» **DATA**
###
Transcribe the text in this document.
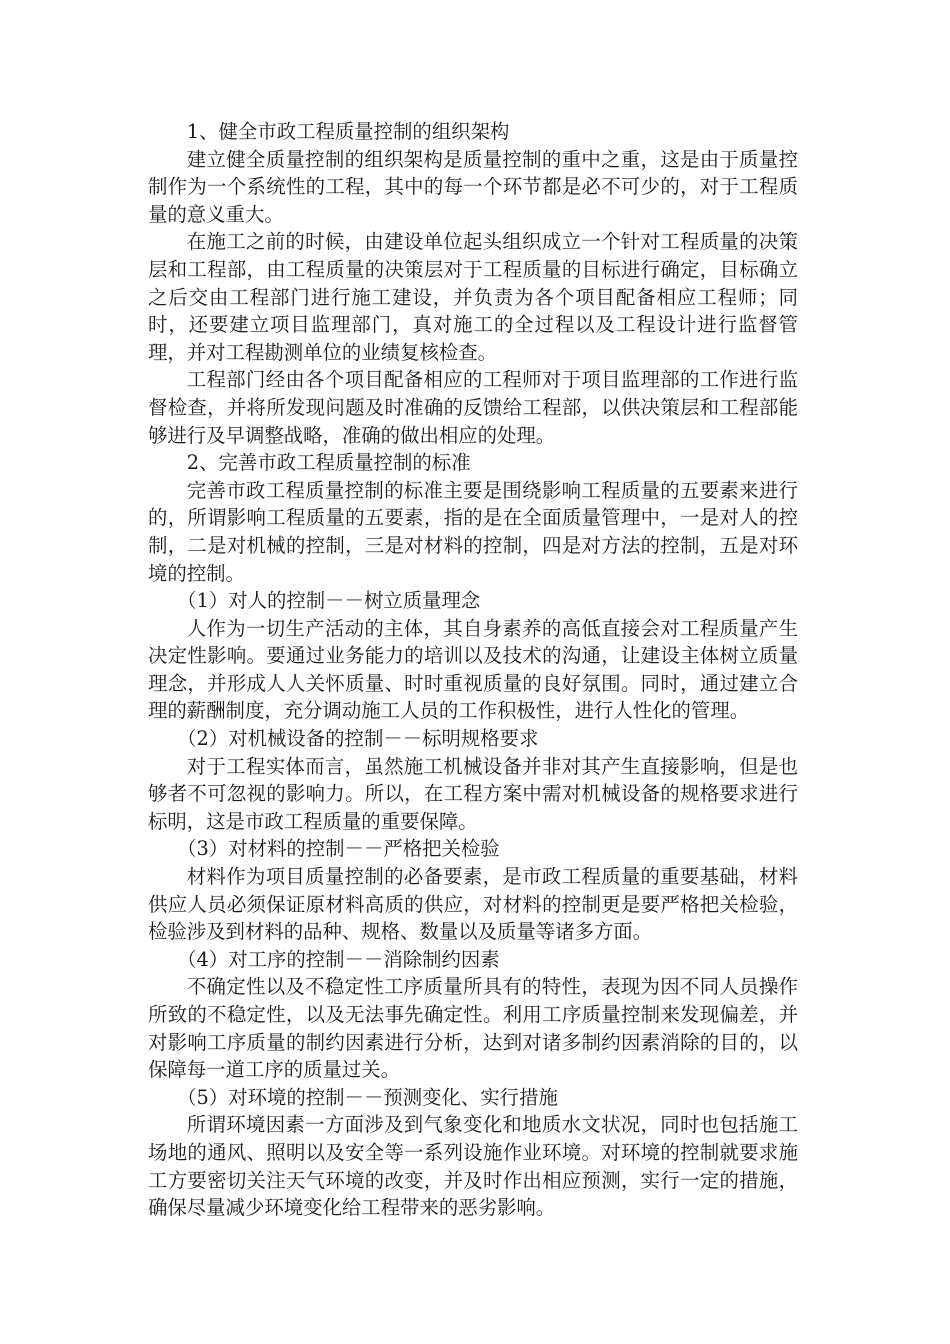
1、健全市政工程质量控制的组织架构

建立健全质量控制的组织架构是质量控制的重中之重，这是由于质量控制作为一个系统性的工程，其中的每一个环节都是必不可少的，对于工程质量的意义重大。

在施工之前的时候，由建设单位起头组织成立一个针对工程质量的决策层和工程部，由工程质量的决策层对于工程质量的目标进行确定，目标确立之后交由工程部门进行施工建设，并负责为各个项目配备相应工程师；同时，还要建立项目监理部门，真对施工的全过程以及工程设计进行监督管理，并对工程勘测单位的业绩复核检查。

工程部门经由各个项目配备相应的工程师对于项目监理部的工作进行监督检查，并将所发现问题及时准确的反馈给工程部，以供决策层和工程部能够进行及早调整战略，准确的做出相应的处理。

2、完善市政工程质量控制的标准

完善市政工程质量控制的标准主要是围绕影响工程质量的五要素来进行的，所谓影响工程质量的五要素，指的是在全面质量管理中，一是对人的控制，二是对机械的控制，三是对材料的控制，四是对方法的控制，五是对环境的控制。

（1）对人的控制－－树立质量理念

人作为一切生产活动的主体，其自身素养的高低直接会对工程质量产生决定性影响。要通过业务能力的培训以及技术的沟通，让建设主体树立质量理念，并形成人人关怀质量、时时重视质量的良好氛围。同时，通过建立合理的薪酬制度，充分调动施工人员的工作积极性，进行人性化的管理。

（2）对机械设备的控制－－标明规格要求

对于工程实体而言，虽然施工机械设备并非对其产生直接影响，但是也够者不可忽视的影响力。所以，在工程方案中需对机械设备的规格要求进行标明，这是市政工程质量的重要保障。

（3）对材料的控制－－严格把关检验

材料作为项目质量控制的必备要素，是市政工程质量的重要基础，材料供应人员必须保证原材料高质的供应，对材料的控制更是要严格把关检验，检验涉及到材料的品种、规格、数量以及质量等诸多方面。

（4）对工序的控制－－消除制约因素

不确定性以及不稳定性工序质量所具有的特性，表现为因不同人员操作所致的不稳定性，以及无法事先确定性。利用工序质量控制来发现偏差，并对影响工序质量的制约因素进行分析，达到对诸多制约因素消除的目的，以保障每一道工序的质量过关。

（5）对环境的控制－－预测变化、实行措施

所谓环境因素一方面涉及到气象变化和地质水文状况，同时也包括施工场地的通风、照明以及安全等一系列设施作业环境。对环境的控制就要求施工方要密切关注天气环境的改变，并及时作出相应预测，实行一定的措施，确保尽量减少环境变化给工程带来的恶劣影响。
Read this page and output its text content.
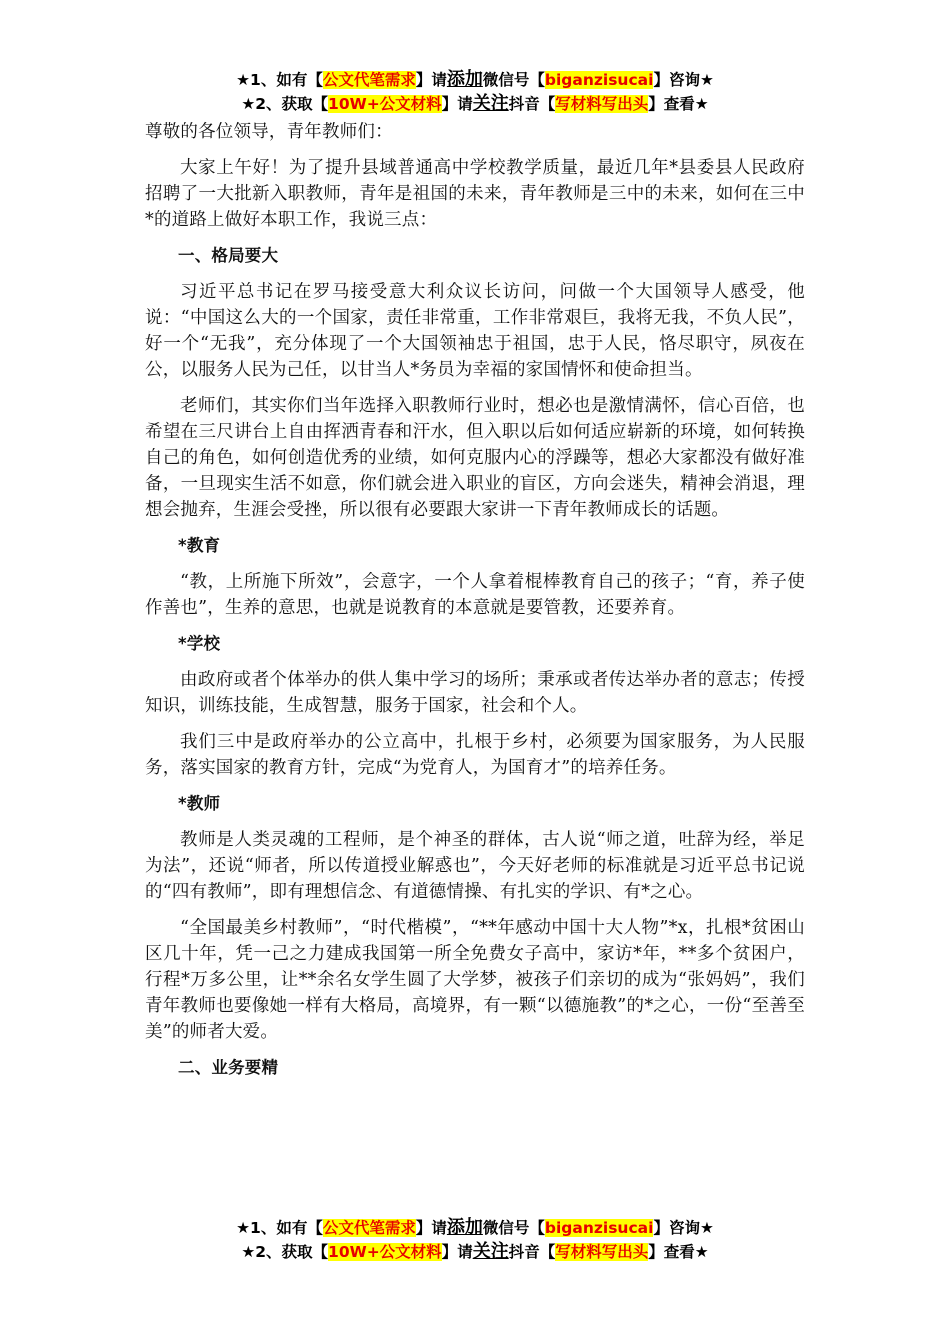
★1、如有【公文代笔需求】请添加微信号【biganzisucai】咨询★
★2、获取【10W+公文材料】请关注抖音【写材料写出头】查看★

尊敬的各位领导，青年教师们：

大家上午好！为了提升县域普通高中学校教学质量，最近几年*县委县人民政府招聘了一大批新入职教师，青年是祖国的未来，青年教师是三中的未来，如何在三中*的道路上做好本职工作，我说三点：

一、格局要大

习近平总书记在罗马接受意大利众议长访问，问做一个大国领导人感受，他说：“中国这么大的一个国家，责任非常重，工作非常艰巨，我将无我，不负人民”，好一个“无我”，充分体现了一个大国领袖忠于祖国，忠于人民，恪尽职守，夙夜在公，以服务人民为己任，以甘当人*务员为幸福的家国情怀和使命担当。

老师们，其实你们当年选择入职教师行业时，想必也是激情满怀，信心百倍，也希望在三尺讲台上自由挥洒青春和汗水，但入职以后如何适应崭新的环境，如何转换自己的角色，如何创造优秀的业绩，如何克服内心的浮躁等，想必大家都没有做好准备，一旦现实生活不如意，你们就会进入职业的盲区，方向会迷失，精神会消退，理想会抛弃，生涯会受挫，所以很有必要跟大家讲一下青年教师成长的话题。

*教育

“教，上所施下所效”，会意字，一个人拿着棍棒教育自己的孩子；“育，养子使作善也”，生养的意思，也就是说教育的本意就是要管教，还要养育。

*学校

由政府或者个体举办的供人集中学习的场所；秉承或者传达举办者的意志；传授知识，训练技能，生成智慧，服务于国家，社会和个人。

我们三中是政府举办的公立高中，扎根于乡村，必须要为国家服务，为人民服务，落实国家的教育方针，完成“为党育人，为国育才”的培养任务。

*教师

教师是人类灵魂的工程师，是个神圣的群体，古人说“师之道，吐辞为经，举足为法”，还说“师者，所以传道授业解惑也”，今天好老师的标准就是习近平总书记说的“四有教师”，即有理想信念、有道德情操、有扎实的学识、有*之心。

“全国最美乡村教师”，“时代楷模”，“**年感动中国十大人物”*x，扎根*贫困山区几十年，凭一己之力建成我国第一所全免费女子高中，家访*年，**多个贫困户，行程*万多公里，让**余名女学生圆了大学梦，被孩子们亲切的成为“张妈妈”，我们青年教师也要像她一样有大格局，高境界，有一颗“以德施教”的*之心，一份“至善至美”的师者大爱。

二、业务要精

★1、如有【公文代笔需求】请添加微信号【biganzisucai】咨询★
★2、获取【10W+公文材料】请关注抖音【写材料写出头】查看★
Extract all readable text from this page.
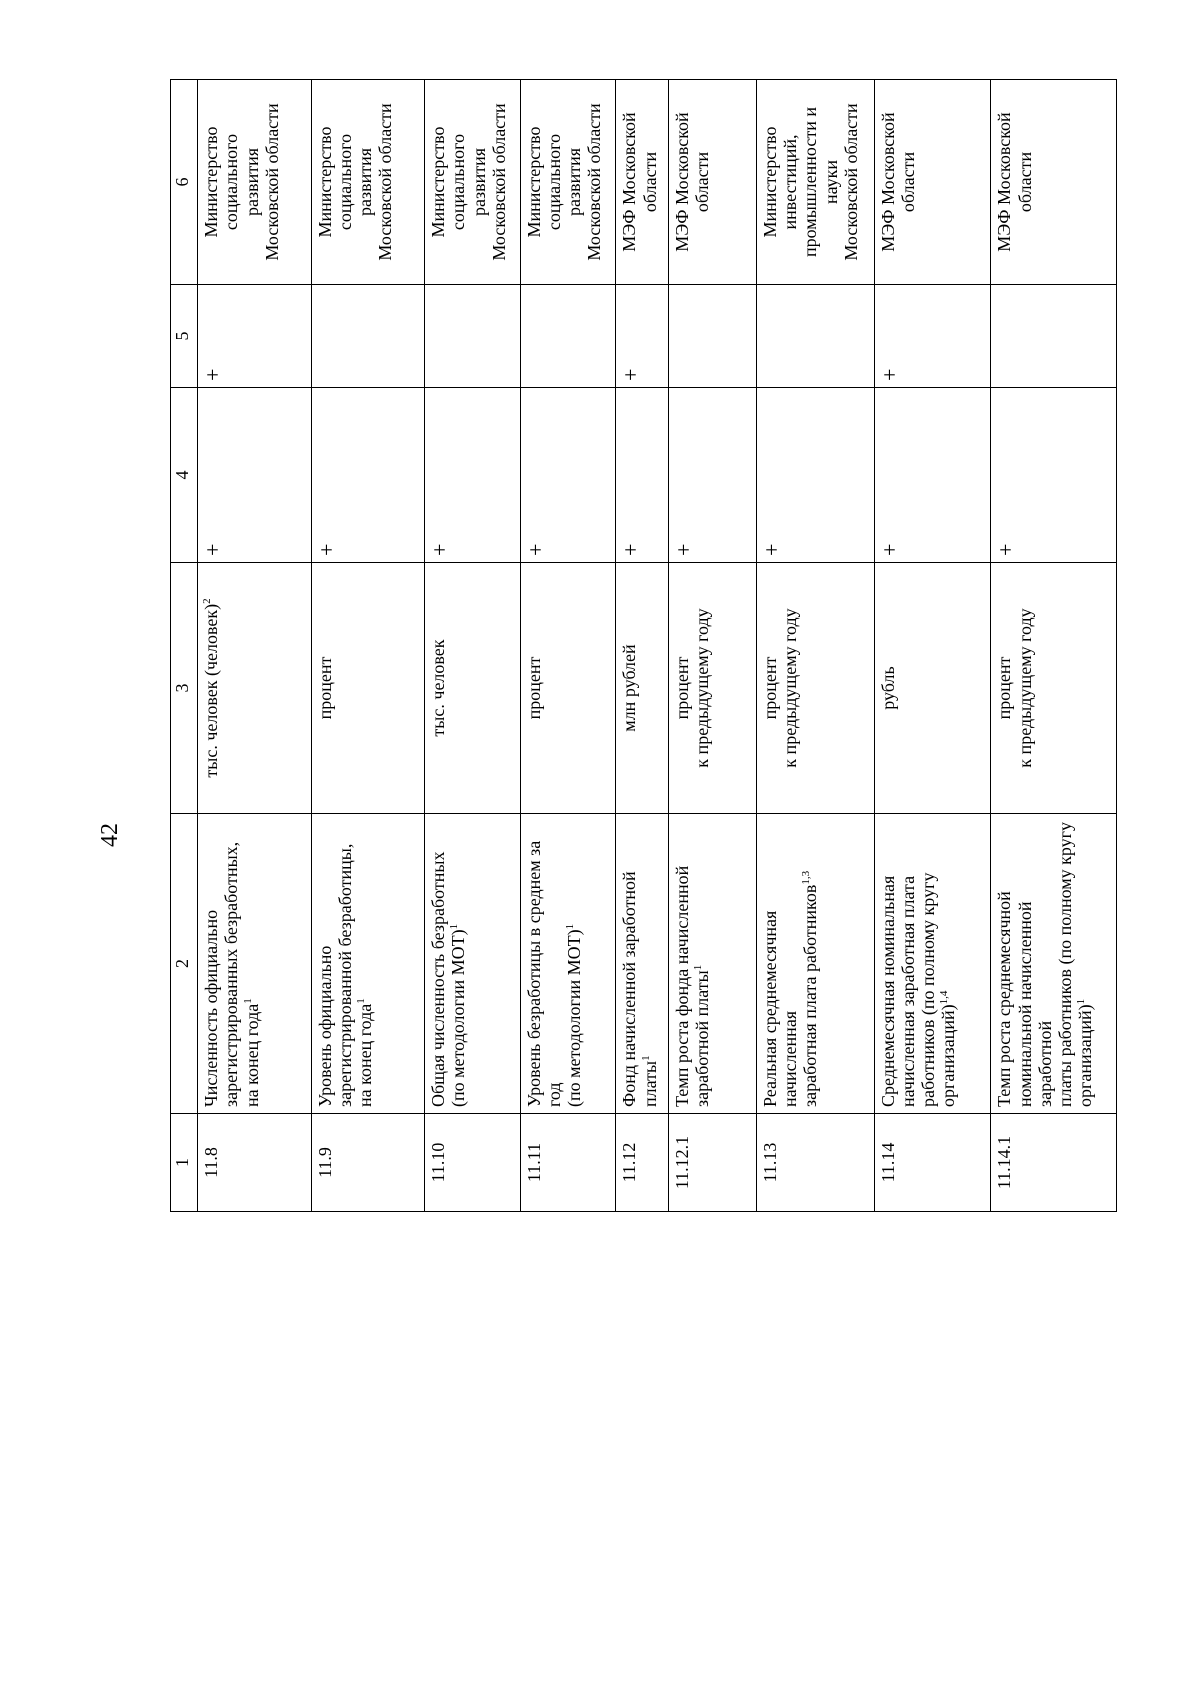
42
1	2	3	4	5	6
11.8	Численность официально зарегистрированных безработных, на конец года$^1$	тыс. человек (человек)$^2$	+	+	Министерство социального развития Московской области

11.9	Уровень официально зарегистрированной безработицы, на конец года$^1$	процент	+		Министерство социального развития Московской области

11.10	Общая численность безработных (по методологии МОТ)$^1$	тыс. человек	+		Министерство социального развития Московской области

11.11	Уровень безработицы в среднем за год (по методологии МОТ)$^1$	процент	+		Министерство социального развития Московской области

11.12	Фонд начисленной заработной платы$^1$	млн рублей	+	+	МЭФ Московской области

11.12.1	Темп роста фонда начисленной заработной платы$^1$	процент к предыдущему году	+		МЭФ Московской области

11.13	Реальная среднемесячная начисленная заработная плата работников$^{1,3}$	процент к предыдущему году	+		Министерство инвестиций, промышленности и науки Московской области

11.14	Среднемесячная номинальная начисленная заработная плата работников (по полному кругу организаций)$^{1,4}$	рубль	+	+	МЭФ Московской области

11.14.1	Темп роста среднемесячной номинальной начисленной заработной платы работников (по полному кругу организаций)$^1$	процент к предыдущему году	+		МЭФ Московской области
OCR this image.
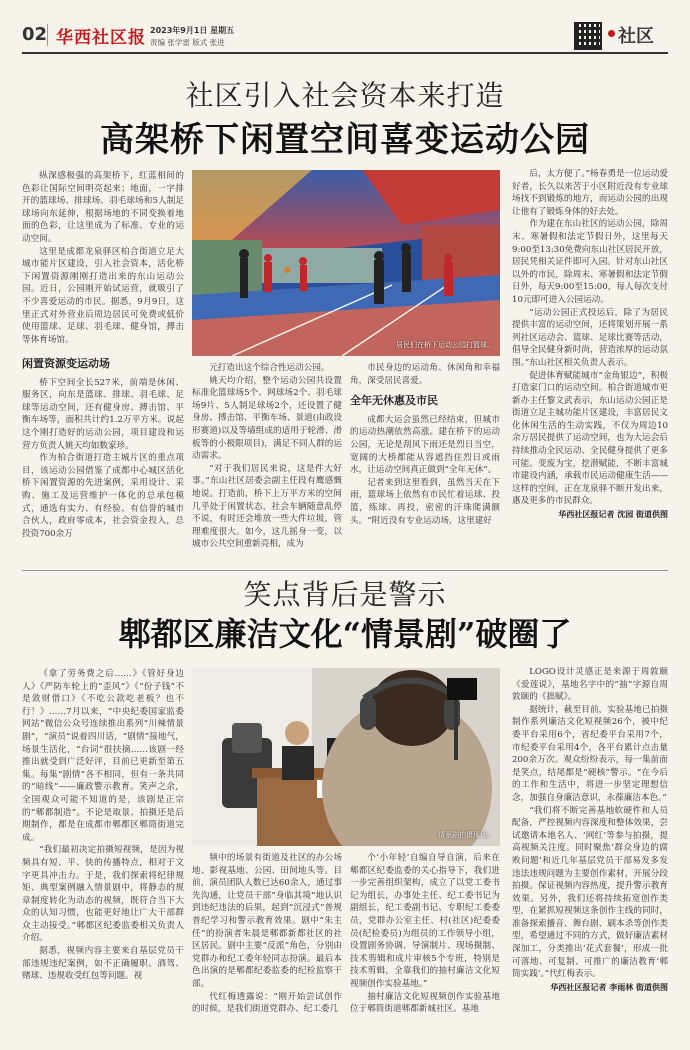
02 华西社区报 2023年9月1日 星期五
责编 张学雷 版式 张进	社区
社区引入社会资本来打造
高架桥下闲置空间喜变运动公园

纵深感极强的高架桥下，红蓝相间的色彩让国际空间明亮起来；地面，一字排开的篮球场、排球场、羽毛球场和5人制足球场向东延伸，根据场地的不同变换着地面的色彩，让这里成为了标准、专业的运动空间。

这里是成都龙泉驿区柏合街道立足大城市能片区建设，引入社会资本，活化桥下闲置资源刚刚打造出来的东山运动公园。近日，公园刚开始试运营，就吸引了不少喜爱运动的市民。据悉，9月9日，这里正式对外营业后周边居民可免费或低价使用篮球、足球、羽毛球、健身馆，搏击等体育场馆。

居民们在桥下运动公园打篮球。
闲置资源变运动场

桥下空间全长527米，前端是休闲、服务区，向东是篮球、排球、羽毛球、足球等运动空间，还有健身房、搏击馆、平衡车场等，面积共计约1.2万平方米。说起这个刚打造好的运动公园，项目建设和运营方负责人姚天均如数家珍。

作为柏合街道打造主城片区的重点项目，该运动公园借鉴了成都中心城区活化桥下闲置资源的先进案例，采用设计、采购、施工及运营维护一体化的总承包模式，通选有实力、有经验、有信誉的城市合伙人，政府零成本，社会资金投入，总投资700余万

元打造出这个综合性运动公园。

姚天均介绍，整个运动公园共设置标准化篮球场5个、网球场2个、羽毛球场9片、5人制足球场2个，还设置了健身房、搏击馆、平衡车场、景道(由政设形赛道)以及等墙组成的适用于轮滑、滑板等的小极限项目)，满足不同人群的运动需求。

“对于我们居民来说，这是件大好事。”东山社区居委会副主任段有鹰感慨地说。打造前，桥下上万平方米的空间几乎处于闲置状态，社会车辆随意乱停不说，有时还会堆放一些大件垃圾，管理难度很大。如今，这儿摇身一变，以城市公共空间重新亮相，成为

市民身边的运动角、休闲角和幸福角，深受居民喜爱。

全年无休惠及市民

成都大运会虽然已经结束，但城市的运动热潮依然高涨。建在桥下的运动公园，无论是刮风下雨还是烈日当空，宽阔的大桥都能从容遮挡住烈日或雨水，让运动空间真正做到“全年无休”。

记者来到这里看到，虽然当天在下雨，篮球场上依然有市民忙着运球、投篮，练球、再投，密密的汗珠爬满额头。“附近没有专业运动场，这里建好

后，太方便了。”杨春勇是一位运动爱好者，长久以来苦于小区附近没有专业球场找不到锻炼的地方，而运动公园的出现让他有了锻炼身体的好去处。

作为建在东山社区的运动公园，除周末、寒暑假和法定节假日外，这里每天9:00至13:30免费向东山社区居民开放，居民凭相关证件即可入园。针对东山社区以外的市民，除周末、寒暑假和法定节假日外，每天9:00至15:00，每人每次支付10元即可进入公园运动。

“运动公园正式投运后，除了为居民提供丰富的运动空间，还将策划开展一系列社区运动会、篮球、足球比赛等活动，倡导全民健身新时尚，营造浓厚的运动氛围。”东山社区相关负责人表示。

促进体育赋能城市“金角银边”，积极打造家门口的运动空间。柏合街道城市更新办主任黎文武表示，东山运动公园正是街道立足主城功能片区建设，丰富居民文化休闲生活的生动实践，不仅为周边10余万居民提供了运动空间，也为大运会后持续推动全民运动、全民健身提供了更多可能。变废为宝，挖潜赋能，不断丰富城市建设内涵，承载市民运动健康生活——这样的空间，正在龙泉驿不断开发出来，惠及更多的市民群众。

华西社区报记者 沈园 街道供图

笑点背后是警示
郫都区廉洁文化“情景剧”破圈了

《拿了劳务费之后……》《管好身边人》《严防车轮上的“歪风”》《“份子钱”不是敛财借口》《不吃公款吃老板？也不行！》……7月以来，“中央纪委国家监委网站”微信公众号连续推出系列“川辣情景剧”，“演员”说着四川话，“剧情”接地气，场景生活化，“台词”很扶摘……该剧一经推出就受到广泛好评，目前已更新至第五集。每集“剧情”各不相同，但有一条共同的“暗线”——廉政警示教育。笑声之余，全国观众可能不知道的是，该剧是正宗的“郫都制造”。不论是取景、拍摄还是后期制作，都是在成都市郫都区郫筒街道完成。

“我们最初决定拍摄短视频，是因为视频具有短、平、快的传播特点，相对于文字更具冲击力。于是，我们探索将纪律规矩、典型案例融入情景剧中，将静态的规章制度转化为动态的视频，既符合当下大众的认知习惯，也能更好地让广大干部群众主动接受。”郫都区纪委监委相关负责人介绍。

据悉，视频内容主要来自基层党员干部违规违纪案例，如不正确履职、酒驾、赌球、违规收受红包等问题。视

情景剧拍摄现场。

频中的场景有街道及社区的办公场地、影视基地、公园、田间地头等。目前，演员团队人数已达60余人，通过事先沟通，让党员干部“身临其境”地认识到违纪违法的后果，起到“沉浸式”普规普纪学习和警示教育效果。剧中“朱主任”的扮演者朱晨是郫都新都社区的社区居民。剧中主要“反派”角色，分别由党群办和纪工委年轻同志扮演。最后本色出演的是郫都纪委监委的纪检监察干部。

代红梅透露说：“刚开始尝试创作的时候，是我们街道党群办、纪工委几

个‘小年轻’自编自导自演，后来在郫都区纪委监委的关心指导下，我们进一步完善组织架构，成立了以党工委书记为组长，办事处主任、纪工委书记为副组长，纪工委副书记、专职纪工委委员，党群办公室主任、村(社区)纪委委员(纪检委员)为组员的工作领导小组，设置剧务协调、导演制片、现场摄制、技术剪辑和成片审核5个专班，特别是技术剪辑，全靠我们的抽村廉洁文化短视频创作实验基地。”

抽村廉洁文化短视频创作实验基地位于郫筒街道郫都新城社区。基地

LOGO设计灵感正是来源于周敦颐《爱莲说》，基地名字中的“抽”字源自周敦颐的《拙赋》。

据统计，截至目前，实验基地已拍摄制作系列廉洁文化短视频26个，被中纪委平台采用6个，省纪委平台采用7个，市纪委平台采用4个，各平台累计点击量200余万次。观众纷纷表示，每一集前面是笑点，结尾都是“硬核”警示。“在今后的工作和生活中，将进一步坚定理想信念，加强自身廉洁意识，永葆廉洁本色。”

“我们将不断完善基地软硬件和人员配备，严控视频内容深度和整体效果，尝试邀请本地名人、‘网红’等参与拍摄，提高视频关注度。同时聚焦‘群众身边的腐败问题’和近几年基层党员干部易发多发违法违规问题为主要创作素材，开展分段拍摄。保证视频内容热度，提升警示教育效果。另外，我们还将持续拓宽创作类型，在紧抓短视频这条创作主线的同时，准备探索播音、舞台剧、刷本杀等创作类型，希望通过不同的方式，做好廉洁素材深加工，分类推出‘花式套餐’，形成一批可落地、可复制、可推广的廉洁教育‘郫筒实践’。”代红梅表示。

华西社区报记者 李雨林 街道供图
###
» **EXERCISE BRIEF**
Above is a listing; report how many of its lines include the word "page", giving the number only.

» **ANSWER TO THIS EXERCISE**
2